▶ _Selected extract_:

Now that a court has struck down the FCC’s misbegotten network neutrality rules, hand-wringing forecasts of the end of the world are an everyday occurrence. And there’s nothing the preachers of doom and gloom like more than an example of something failing, as proof that ISPs are out to get them, now that it’s legal to do so. As if it ever weren’t—remember, the network neutrality rules were a political feint; they never really took effect.
The current poster child for paranoia can be found in the case of Verizon versus Netflix. Some Netflix streaming subscribers have noted that Netflix reception over the Internet is pretty bad at some hours of the day. This is taken as proof that Verizon must be actively trying to monkey-wrench Netflix, perhaps to encourage sales of its FiOS TV cable service, or something. Or to extract payments from Netflix and other streaming video providers.
Now I’m not one to go around defending Verizon. I have plenty of gripes with the company. But in this case, it’s quite clear that they’re being tarred with a false brush. Of course video streaming doesn’t always work perfectly on Verizon’s Internet access service. It’s not going to be perfect anywhere. Not on Verizon, not on Comcast, and not on your friendly local ISP, if you can still find one. It can’t be perfect. The whole idea of streaming movies goes counter to the entire design philosophy of the Internet itself. That it works at all is amazing.
Retail Internet service is all about oversubscription
Video has always been the potential elephant in the room for consumer Internet services, only now it’s finally in the room. Consumer Internet access services promote their high burst speeds, but large numbers of consumers’ links are aggregated and then served by an upstream link that is a small fraction of the sum of each links’ speed. For instance, a thousand consumers could have 10 Mbps cable modems, and the cable system might serve them all through a 500 Mbps upstream link. This would be an oversubscription ratio of 20:1. This is actually rather low. Ratios of up to 100:1 are not uncommon, especially for the higher-burst speeds, because average usage doesn’t rise at the same rate as burst speeds.
A DOCSIS 3 cable node itself might have 100 cable modem subscribers sharing 240 Mbps of total downstream capacity, yet many of the subscribers might have 25 or 50 Mbps services, or even 100 Mbps burst caps. And it works, because most people are using approximately zero bits per second most of the time. Data traffic is generally very bursty, not smooth. A user might request a Web page and it will download very rapidly over the next couple of seconds, but then he’ll spend a while reading it before clicking on the next one. Averaged over a large number of users, consumer ISP average usage, at the point of aggregation, has grown from about 3 kbps, in the 28.8 kbps dial-up era, to about 100 to 200 kbps today.
Contrast this with business Internet services, wherein the monthly cost of a connection is much higher even if the peak speed is lower. That’s because a business service is much more heavily loaded—it is likely to have a LAN with many computers behind it, so its usage is already aggregated, not bursty. Pricing based on peak speed is thus a distraction. It’s not speed that costs the ISP; it’s the total number of bytes sent over time.

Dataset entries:
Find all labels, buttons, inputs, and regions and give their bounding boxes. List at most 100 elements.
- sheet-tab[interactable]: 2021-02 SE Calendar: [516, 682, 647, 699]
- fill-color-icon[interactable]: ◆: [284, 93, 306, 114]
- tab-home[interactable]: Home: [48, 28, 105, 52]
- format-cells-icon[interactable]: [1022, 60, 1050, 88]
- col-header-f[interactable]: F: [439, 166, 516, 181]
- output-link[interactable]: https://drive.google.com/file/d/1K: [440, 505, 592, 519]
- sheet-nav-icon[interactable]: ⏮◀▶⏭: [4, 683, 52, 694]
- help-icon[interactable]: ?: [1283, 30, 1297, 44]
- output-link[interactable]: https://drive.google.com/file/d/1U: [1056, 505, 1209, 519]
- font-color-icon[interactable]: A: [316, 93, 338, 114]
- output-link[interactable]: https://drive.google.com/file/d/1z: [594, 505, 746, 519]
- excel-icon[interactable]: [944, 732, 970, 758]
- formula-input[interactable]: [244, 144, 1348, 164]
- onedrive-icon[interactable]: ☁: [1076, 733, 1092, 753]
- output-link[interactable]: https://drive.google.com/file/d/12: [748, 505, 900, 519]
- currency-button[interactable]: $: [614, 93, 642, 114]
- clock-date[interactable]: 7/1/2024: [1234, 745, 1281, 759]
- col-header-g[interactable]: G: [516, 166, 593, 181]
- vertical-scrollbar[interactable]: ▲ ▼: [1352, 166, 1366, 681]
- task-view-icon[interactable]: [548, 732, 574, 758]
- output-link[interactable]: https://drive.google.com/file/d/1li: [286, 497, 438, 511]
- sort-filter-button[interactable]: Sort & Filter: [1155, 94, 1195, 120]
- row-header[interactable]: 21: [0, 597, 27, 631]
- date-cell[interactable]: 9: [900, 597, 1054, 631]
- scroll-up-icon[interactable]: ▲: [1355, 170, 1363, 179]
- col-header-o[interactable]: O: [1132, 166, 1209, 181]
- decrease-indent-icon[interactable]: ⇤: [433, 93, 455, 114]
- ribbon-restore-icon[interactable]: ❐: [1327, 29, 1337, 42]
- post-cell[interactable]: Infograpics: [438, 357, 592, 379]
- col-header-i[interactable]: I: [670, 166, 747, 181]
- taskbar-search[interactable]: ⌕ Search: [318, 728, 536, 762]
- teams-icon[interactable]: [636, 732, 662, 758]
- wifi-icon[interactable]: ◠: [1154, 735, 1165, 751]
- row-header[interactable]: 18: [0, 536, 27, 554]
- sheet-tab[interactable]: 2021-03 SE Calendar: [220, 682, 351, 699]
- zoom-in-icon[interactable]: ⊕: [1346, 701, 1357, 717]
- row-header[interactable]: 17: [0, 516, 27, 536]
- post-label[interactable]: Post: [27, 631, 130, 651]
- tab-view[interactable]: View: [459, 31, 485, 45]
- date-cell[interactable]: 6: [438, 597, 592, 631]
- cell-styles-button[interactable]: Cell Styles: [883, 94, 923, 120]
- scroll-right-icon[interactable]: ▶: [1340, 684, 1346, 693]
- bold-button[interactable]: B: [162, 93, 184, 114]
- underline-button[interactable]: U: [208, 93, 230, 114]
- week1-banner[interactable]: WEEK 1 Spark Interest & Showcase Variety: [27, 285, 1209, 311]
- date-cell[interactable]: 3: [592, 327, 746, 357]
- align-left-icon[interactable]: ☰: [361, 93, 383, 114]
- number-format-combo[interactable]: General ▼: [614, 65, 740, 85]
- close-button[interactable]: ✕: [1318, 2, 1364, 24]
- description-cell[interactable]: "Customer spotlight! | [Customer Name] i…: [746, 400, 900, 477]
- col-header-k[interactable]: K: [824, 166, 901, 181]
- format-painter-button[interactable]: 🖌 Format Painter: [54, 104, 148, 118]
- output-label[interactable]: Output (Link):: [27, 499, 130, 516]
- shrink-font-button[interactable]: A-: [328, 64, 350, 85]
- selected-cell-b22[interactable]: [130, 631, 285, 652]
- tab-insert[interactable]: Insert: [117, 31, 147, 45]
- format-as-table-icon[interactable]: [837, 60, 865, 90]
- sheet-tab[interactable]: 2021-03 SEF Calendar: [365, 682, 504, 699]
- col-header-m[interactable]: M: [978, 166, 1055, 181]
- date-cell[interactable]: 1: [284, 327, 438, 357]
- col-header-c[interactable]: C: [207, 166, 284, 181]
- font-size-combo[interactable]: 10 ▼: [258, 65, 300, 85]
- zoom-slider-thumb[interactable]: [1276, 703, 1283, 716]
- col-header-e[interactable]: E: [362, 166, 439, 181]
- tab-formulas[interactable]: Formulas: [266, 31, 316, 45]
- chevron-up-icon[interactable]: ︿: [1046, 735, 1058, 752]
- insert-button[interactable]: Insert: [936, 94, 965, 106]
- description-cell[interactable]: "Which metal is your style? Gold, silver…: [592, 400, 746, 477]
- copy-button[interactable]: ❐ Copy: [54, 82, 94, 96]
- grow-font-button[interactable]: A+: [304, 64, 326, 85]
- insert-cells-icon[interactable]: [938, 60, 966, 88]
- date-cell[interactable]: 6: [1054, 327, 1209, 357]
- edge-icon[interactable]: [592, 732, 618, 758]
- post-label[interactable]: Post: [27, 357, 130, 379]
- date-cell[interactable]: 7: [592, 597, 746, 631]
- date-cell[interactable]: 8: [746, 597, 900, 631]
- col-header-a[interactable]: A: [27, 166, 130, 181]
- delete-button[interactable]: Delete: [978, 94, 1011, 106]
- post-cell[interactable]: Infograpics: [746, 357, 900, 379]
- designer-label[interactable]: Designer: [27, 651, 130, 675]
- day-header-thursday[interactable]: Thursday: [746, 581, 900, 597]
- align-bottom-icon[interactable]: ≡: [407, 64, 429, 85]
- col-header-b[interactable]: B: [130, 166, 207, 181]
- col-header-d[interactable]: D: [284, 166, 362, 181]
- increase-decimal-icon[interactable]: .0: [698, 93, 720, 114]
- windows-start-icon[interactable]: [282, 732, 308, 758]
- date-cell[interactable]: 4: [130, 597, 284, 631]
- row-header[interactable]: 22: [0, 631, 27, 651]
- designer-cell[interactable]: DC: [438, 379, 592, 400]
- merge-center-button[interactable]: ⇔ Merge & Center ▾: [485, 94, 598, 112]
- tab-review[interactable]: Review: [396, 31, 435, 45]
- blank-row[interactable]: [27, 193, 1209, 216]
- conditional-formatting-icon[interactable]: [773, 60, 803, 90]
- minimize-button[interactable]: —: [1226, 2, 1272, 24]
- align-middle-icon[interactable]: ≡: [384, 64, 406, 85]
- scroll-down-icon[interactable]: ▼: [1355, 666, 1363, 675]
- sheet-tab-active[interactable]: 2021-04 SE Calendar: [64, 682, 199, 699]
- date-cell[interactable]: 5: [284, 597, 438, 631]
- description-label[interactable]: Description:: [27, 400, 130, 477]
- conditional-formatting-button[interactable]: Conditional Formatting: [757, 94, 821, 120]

▶ _Directions_:
a: Retype the passage of the essay on Internet oversubscription that begins at the words "Now I’m not" and stops after "all is amazing.".
b: Write what comes next in the essay on Internet oversubscription, picking up after its final sentence.

▶ _Responses by task_:
a:
Now I’m not one to go around defending Verizon. I have plenty of gripes with the company. But in this case, it’s quite clear that they’re being tarred with a false brush. Of course video streaming doesn’t always work perfectly on Verizon’s Internet access service. It’s not going to be perfect anywhere. Not on Verizon, not on Comcast, and not on your friendly local ISP, if you can still find one. It can’t be perfect. The whole idea of streaming movies goes counter to the entire design philosophy of the Internet itself. That it works at all is amazing.

b:
Video throws off the averages
Streaming video, especially high definition, throws these consumer averages off considerably. A video stream might send steady traffic at 1-4 Mbps, and this often during busiest time of day (which in the case of consumer services is the evening, or what television calls prime time). So the average demand on the ISP could be five or ten times as high as it would be otherwise, if streaming TV attracts only a quarter of its subscribers! This trickles down into the access network, where smaller numbers of users mean less “statistical gain.”
That’s the economic reason why streaming video is such a peril for consumer Internet services. Most consumer Internet pricing does not take usage volumes into account. But the almost-negligible cost of typical data usage will become much larger if video catches on. ISPs will either have to raise their prices to cover the higher average or resort to tiered pricing, so that they remain affordable and attractive to users who don’t “cut the cable.” Or the video companies themselves (I’m looking at you, Netflix) will have to chip in, because, frankly, they’re the ones throwing the cost model out of balance.
Internet services have never been subject to price regulation, whether directly, via them monthly fee, or indirectly, via rules about caps and “neutrality.” This has worked well so long as there has been competition for the consumer’s dollar. The players all find a way to make the deal. But video streaming services and their fans are trying to put the entire burden on the retail ISPs, as if they had some kind of constitutional obligation to support as much traffic as the users want, at no cost—and if they can slip in price regulation by calling it “neutrality,” and avoid making direct contributions, all the better. It’s a wonderfully parasitic model, and not very healthy for the host. It’s all the more ironic that traditionally regulated monopoly telecommunications services, like home phones, are being deregulated, while the Internet services that depend on them are facing new threats of regulation.
The Internet doesn’t have traffic engineering
While the higher average usage of streaming video explains why it’s an economic threat, it doesn’t explain why users are seeing problems today in how it performs. This turns out to be a technical problem, not so much an economic one. The Internet was not designed to replace cable TV, nor even the telephone. Its fundamental design was optimized for bursty data, the key application that didn’t have a telephone network or cable network already in place to support it.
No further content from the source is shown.